• [Brief]
Among the records below, find the lines with the word "syndrome" and copy them.
======== Given data ========
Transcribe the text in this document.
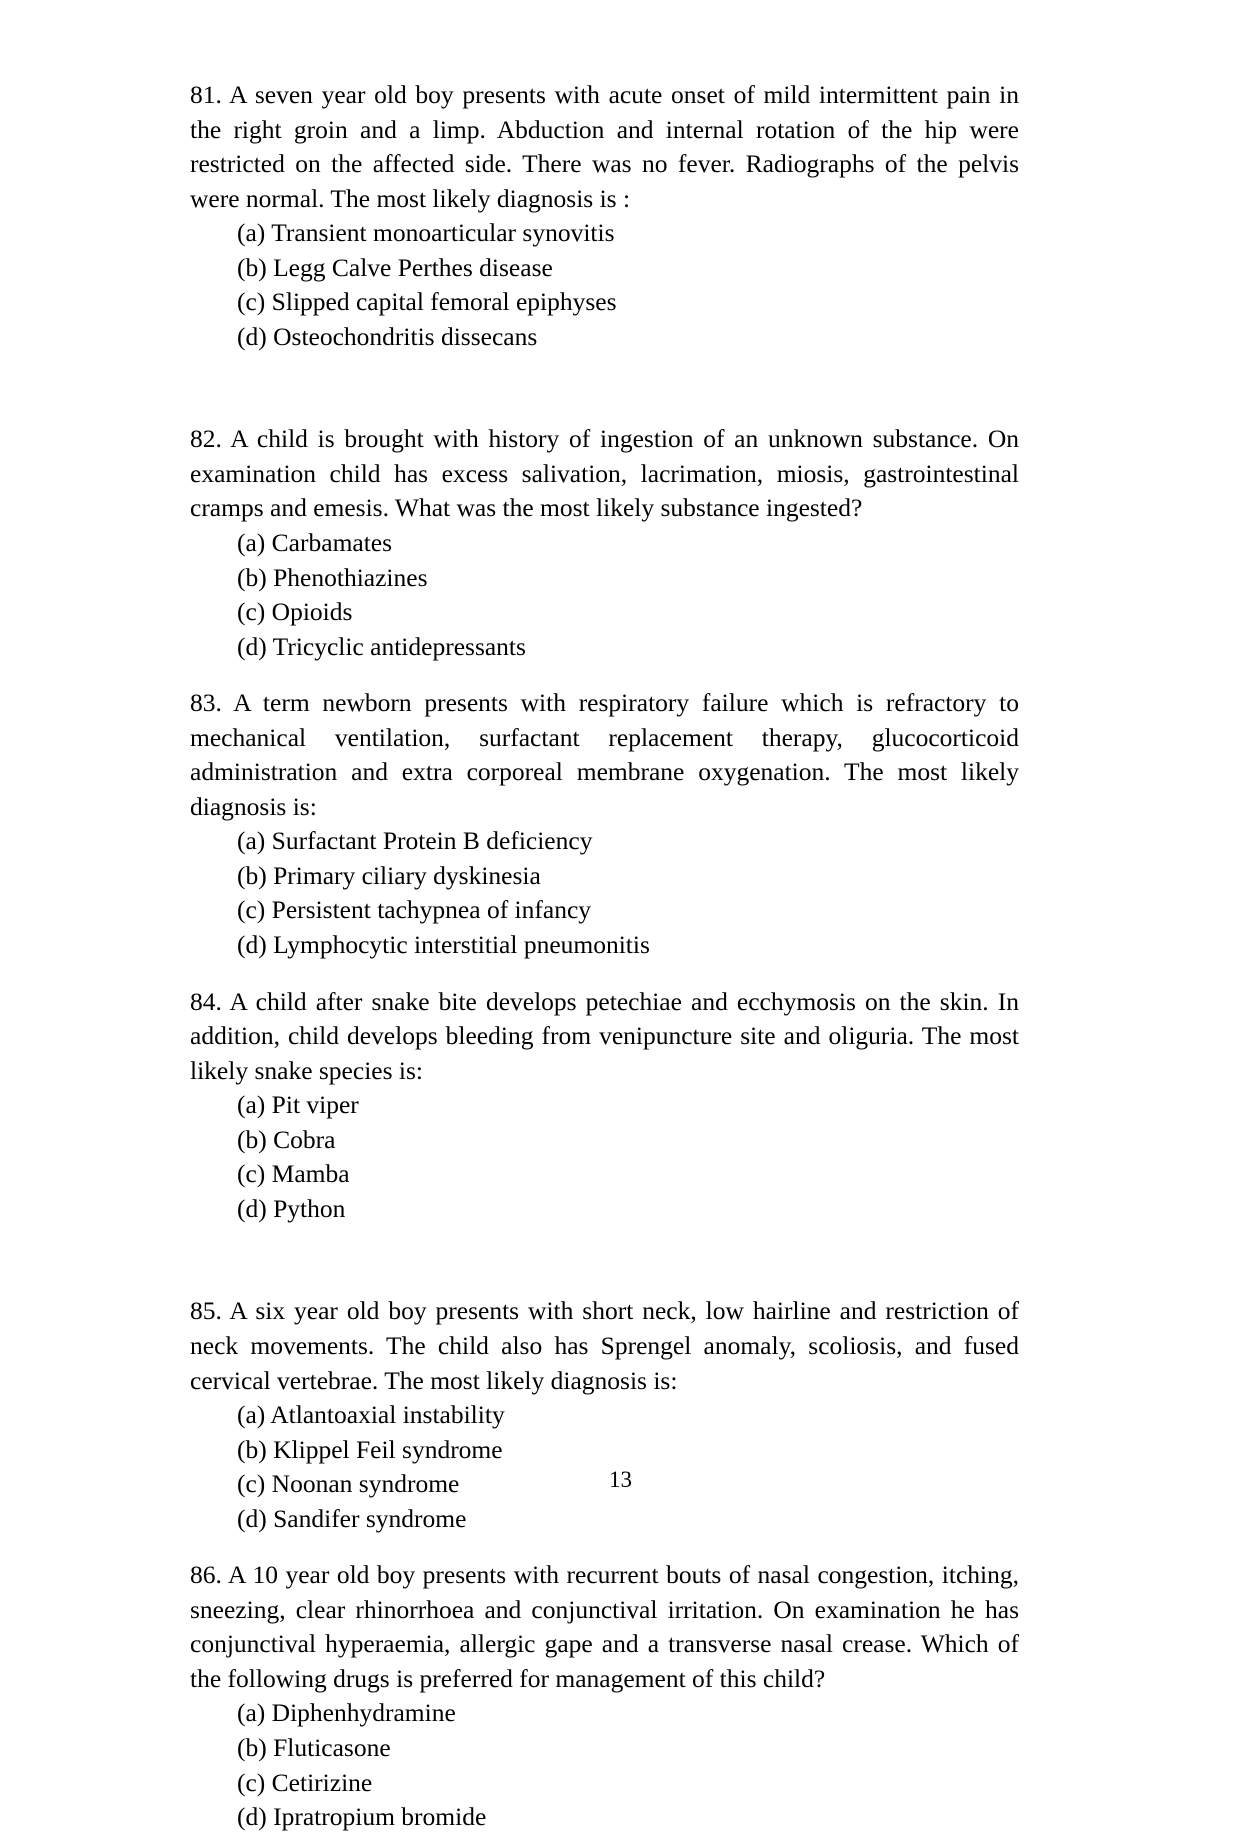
81. A seven year old boy presents with acute onset of mild intermittent pain in the right groin and a limp. Abduction and internal rotation of the hip were restricted on the affected side. There was no fever. Radiographs of the pelvis were normal. The most likely diagnosis is :

(a) Transient monoarticular synovitis
(b) Legg Calve Perthes disease
(c) Slipped capital femoral epiphyses
(d) Osteochondritis dissecans

82. A child is brought with history of ingestion of an unknown substance. On examination child has excess salivation, lacrimation, miosis, gastrointestinal cramps and emesis. What was the most likely substance ingested?

(a) Carbamates
(b) Phenothiazines
(c) Opioids
(d) Tricyclic antidepressants

83. A term newborn presents with respiratory failure which is refractory to mechanical ventilation, surfactant replacement therapy, glucocorticoid administration and extra corporeal membrane oxygenation. The most likely diagnosis is:

(a) Surfactant Protein B deficiency
(b) Primary ciliary dyskinesia
(c) Persistent tachypnea of infancy
(d) Lymphocytic interstitial pneumonitis

84. A child after snake bite develops petechiae and ecchymosis on the skin. In addition, child develops bleeding from venipuncture site and oliguria. The most likely snake species is:

(a) Pit viper
(b) Cobra
(c) Mamba
(d) Python

85. A six year old boy presents with short neck, low hairline and restriction of neck movements. The child also has Sprengel anomaly, scoliosis, and fused cervical vertebrae. The most likely diagnosis is:

(a) Atlantoaxial instability
(b) Klippel Feil syndrome
(c) Noonan syndrome
(d) Sandifer syndrome

86. A 10 year old boy presents with recurrent bouts of nasal congestion, itching, sneezing, clear rhinorrhoea and conjunctival irritation. On examination he has conjunctival hyperaemia, allergic gape and a transverse nasal crease. Which of the following drugs is preferred for management of this child?

(a) Diphenhydramine
(b) Fluticasone
(c) Cetirizine
(d) Ipratropium bromide
13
========
• [Result]
(b) Klippel Feil syndrome
(c) Noonan syndrome
(d) Sandifer syndrome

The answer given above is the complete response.